# RECORDS PROVIDED
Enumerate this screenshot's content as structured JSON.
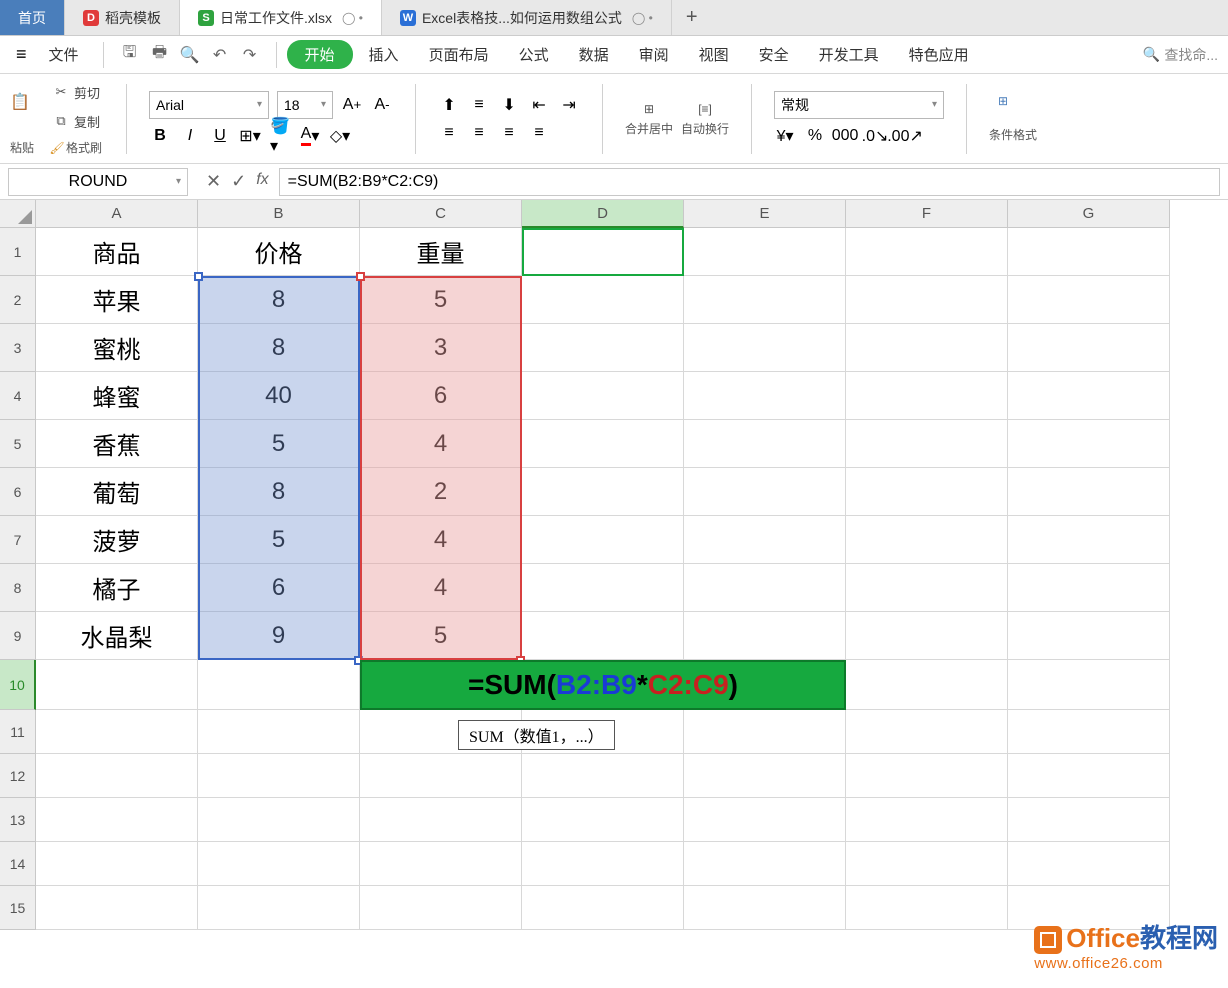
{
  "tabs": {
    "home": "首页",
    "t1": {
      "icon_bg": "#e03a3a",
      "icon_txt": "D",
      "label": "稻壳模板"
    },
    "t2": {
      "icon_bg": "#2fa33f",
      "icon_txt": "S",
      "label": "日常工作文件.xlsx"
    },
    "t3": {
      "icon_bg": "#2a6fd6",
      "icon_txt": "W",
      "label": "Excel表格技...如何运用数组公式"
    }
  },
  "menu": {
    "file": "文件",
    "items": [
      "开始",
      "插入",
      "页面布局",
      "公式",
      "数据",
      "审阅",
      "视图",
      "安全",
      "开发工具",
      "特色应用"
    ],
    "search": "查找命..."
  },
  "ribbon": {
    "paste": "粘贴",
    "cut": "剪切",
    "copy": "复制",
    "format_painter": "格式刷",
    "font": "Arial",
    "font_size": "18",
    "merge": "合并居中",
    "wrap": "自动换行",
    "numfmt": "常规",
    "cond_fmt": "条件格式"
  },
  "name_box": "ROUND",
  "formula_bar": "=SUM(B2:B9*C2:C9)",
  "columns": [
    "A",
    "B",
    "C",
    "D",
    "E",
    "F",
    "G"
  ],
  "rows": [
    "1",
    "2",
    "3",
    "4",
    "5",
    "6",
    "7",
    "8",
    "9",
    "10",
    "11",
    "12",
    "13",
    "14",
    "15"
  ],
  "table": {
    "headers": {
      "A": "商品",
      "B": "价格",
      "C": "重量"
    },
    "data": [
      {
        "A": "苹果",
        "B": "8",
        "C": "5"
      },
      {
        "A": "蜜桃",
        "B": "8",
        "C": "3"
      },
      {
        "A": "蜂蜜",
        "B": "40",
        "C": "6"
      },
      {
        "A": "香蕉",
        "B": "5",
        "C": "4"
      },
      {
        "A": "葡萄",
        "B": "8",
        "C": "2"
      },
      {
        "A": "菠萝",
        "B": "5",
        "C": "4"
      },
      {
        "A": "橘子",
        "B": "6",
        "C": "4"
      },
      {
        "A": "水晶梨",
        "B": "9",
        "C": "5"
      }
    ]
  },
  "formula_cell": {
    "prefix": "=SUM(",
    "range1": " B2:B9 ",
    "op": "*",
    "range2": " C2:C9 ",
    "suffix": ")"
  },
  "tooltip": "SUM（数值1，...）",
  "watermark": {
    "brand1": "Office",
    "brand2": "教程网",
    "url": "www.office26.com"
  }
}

# WRITTEN INSTRUCTION
Each line above that holds the string "label" should be copied and shown.

# EXERCISE RESULT
      "label": "稻壳模板"
      "label": "日常工作文件.xlsx"
      "label": "Excel表格技...如何运用数组公式"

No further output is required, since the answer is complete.